**OBJECTIVE**
The listing below is to be output in its exact form.

Dataset entries
▼

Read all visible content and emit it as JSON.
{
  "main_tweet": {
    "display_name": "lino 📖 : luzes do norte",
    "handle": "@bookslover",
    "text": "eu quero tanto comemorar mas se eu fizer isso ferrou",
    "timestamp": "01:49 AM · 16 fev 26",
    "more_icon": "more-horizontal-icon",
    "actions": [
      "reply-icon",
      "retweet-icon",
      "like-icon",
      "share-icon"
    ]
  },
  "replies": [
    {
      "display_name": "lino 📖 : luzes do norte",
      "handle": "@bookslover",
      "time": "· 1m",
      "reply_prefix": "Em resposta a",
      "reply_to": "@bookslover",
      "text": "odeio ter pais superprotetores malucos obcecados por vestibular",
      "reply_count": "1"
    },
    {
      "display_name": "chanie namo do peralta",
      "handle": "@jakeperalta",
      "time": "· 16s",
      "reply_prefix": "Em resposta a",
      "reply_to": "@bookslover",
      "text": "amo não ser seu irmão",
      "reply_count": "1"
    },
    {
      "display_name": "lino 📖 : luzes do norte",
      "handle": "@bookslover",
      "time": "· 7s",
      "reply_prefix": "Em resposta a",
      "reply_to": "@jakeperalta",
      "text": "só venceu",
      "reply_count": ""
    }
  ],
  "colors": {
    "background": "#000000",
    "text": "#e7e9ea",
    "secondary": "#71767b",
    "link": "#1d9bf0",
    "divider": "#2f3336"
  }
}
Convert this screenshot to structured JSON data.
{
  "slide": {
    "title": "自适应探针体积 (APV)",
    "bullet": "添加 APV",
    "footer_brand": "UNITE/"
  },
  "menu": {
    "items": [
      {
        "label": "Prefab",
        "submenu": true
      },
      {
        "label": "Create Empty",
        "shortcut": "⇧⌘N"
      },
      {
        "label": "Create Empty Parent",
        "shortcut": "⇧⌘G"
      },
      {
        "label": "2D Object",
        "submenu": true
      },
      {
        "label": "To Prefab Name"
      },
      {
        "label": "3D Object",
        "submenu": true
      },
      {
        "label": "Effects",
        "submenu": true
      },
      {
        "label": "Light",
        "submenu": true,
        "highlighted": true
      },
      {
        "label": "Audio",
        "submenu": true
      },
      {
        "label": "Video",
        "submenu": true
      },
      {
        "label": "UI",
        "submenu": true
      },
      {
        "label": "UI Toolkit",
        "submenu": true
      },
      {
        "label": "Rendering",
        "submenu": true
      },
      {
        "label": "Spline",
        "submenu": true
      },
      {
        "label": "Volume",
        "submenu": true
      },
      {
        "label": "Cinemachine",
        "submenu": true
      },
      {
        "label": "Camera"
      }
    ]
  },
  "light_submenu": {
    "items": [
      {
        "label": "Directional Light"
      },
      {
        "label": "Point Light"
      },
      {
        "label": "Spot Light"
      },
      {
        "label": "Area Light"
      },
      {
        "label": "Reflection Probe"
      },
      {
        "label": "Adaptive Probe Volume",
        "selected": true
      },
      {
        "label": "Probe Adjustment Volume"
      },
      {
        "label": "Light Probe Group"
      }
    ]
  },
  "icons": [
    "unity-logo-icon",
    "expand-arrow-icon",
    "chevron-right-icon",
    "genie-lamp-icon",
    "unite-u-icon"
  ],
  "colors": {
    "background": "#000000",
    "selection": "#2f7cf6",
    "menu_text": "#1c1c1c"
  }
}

▲

**EXERCISE RESPONSE**
Read all visible content and emit it as JSON.
{
  "main_tweet": {
    "display_name": "lino 📖 : luzes do norte",
    "handle": "@bookslover",
    "text": "eu quero tanto comemorar mas se eu fizer isso ferrou",
    "timestamp": "01:49 AM · 16 fev 26",
    "more_icon": "more-horizontal-icon",
    "actions": [
      "reply-icon",
      "retweet-icon",
      "like-icon",
      "share-icon"
    ]
  },
  "replies": [
    {
      "display_name": "lino 📖 : luzes do norte",
      "handle": "@bookslover",
      "time": "· 1m",
      "reply_prefix": "Em resposta a",
      "reply_to": "@bookslover",
      "text": "odeio ter pais superprotetores malucos obcecados por vestibular",
      "reply_count": "1"
    },
    {
      "display_name": "chanie namo do peralta",
      "handle": "@jakeperalta",
      "time": "· 16s",
      "reply_prefix": "Em resposta a",
      "reply_to": "@bookslover",
      "text": "amo não ser seu irmão",
      "reply_count": "1"
    },
    {
      "display_name": "lino 📖 : luzes do norte",
      "handle": "@bookslover",
      "time": "· 7s",
      "reply_prefix": "Em resposta a",
      "reply_to": "@jakeperalta",
      "text": "só venceu",
      "reply_count": ""
    }
  ],
  "colors": {
    "background": "#000000",
    "text": "#e7e9ea",
    "secondary": "#71767b",
    "link": "#1d9bf0",
    "divider": "#2f3336"
  }
}
Convert this screenshot to structured JSON data.
{
  "slide": {
    "title": "自适应探针体积 (APV)",
    "bullet": "添加 APV",
    "footer_brand": "UNITE/"
  },
  "menu": {
    "items": [
      {
        "label": "Prefab",
        "submenu": true
      },
      {
        "label": "Create Empty",
        "shortcut": "⇧⌘N"
      },
      {
        "label": "Create Empty Parent",
        "shortcut": "⇧⌘G"
      },
      {
        "label": "2D Object",
        "submenu": true
      },
      {
        "label": "To Prefab Name"
      },
      {
        "label": "3D Object",
        "submenu": true
      },
      {
        "label": "Effects",
        "submenu": true
      },
      {
        "label": "Light",
        "submenu": true,
        "highlighted": true
      },
      {
        "label": "Audio",
        "submenu": true
      },
      {
        "label": "Video",
        "submenu": true
      },
      {
        "label": "UI",
        "submenu": true
      },
      {
        "label": "UI Toolkit",
        "submenu": true
      },
      {
        "label": "Rendering",
        "submenu": true
      },
      {
        "label": "Spline",
        "submenu": true
      },
      {
        "label": "Volume",
        "submenu": true
      },
      {
        "label": "Cinemachine",
        "submenu": true
      },
      {
        "label": "Camera"
      }
    ]
  },
  "light_submenu": {
    "items": [
      {
        "label": "Directional Light"
      },
      {
        "label": "Point Light"
      },
      {
        "label": "Spot Light"
      },
      {
        "label": "Area Light"
      },
      {
        "label": "Reflection Probe"
      },
      {
        "label": "Adaptive Probe Volume",
        "selected": true
      },
      {
        "label": "Probe Adjustment Volume"
      },
      {
        "label": "Light Probe Group"
      }
    ]
  },
  "icons": [
    "unity-logo-icon",
    "expand-arrow-icon",
    "chevron-right-icon",
    "genie-lamp-icon",
    "unite-u-icon"
  ],
  "colors": {
    "background": "#000000",
    "selection": "#2f7cf6",
    "menu_text": "#1c1c1c"
  }
}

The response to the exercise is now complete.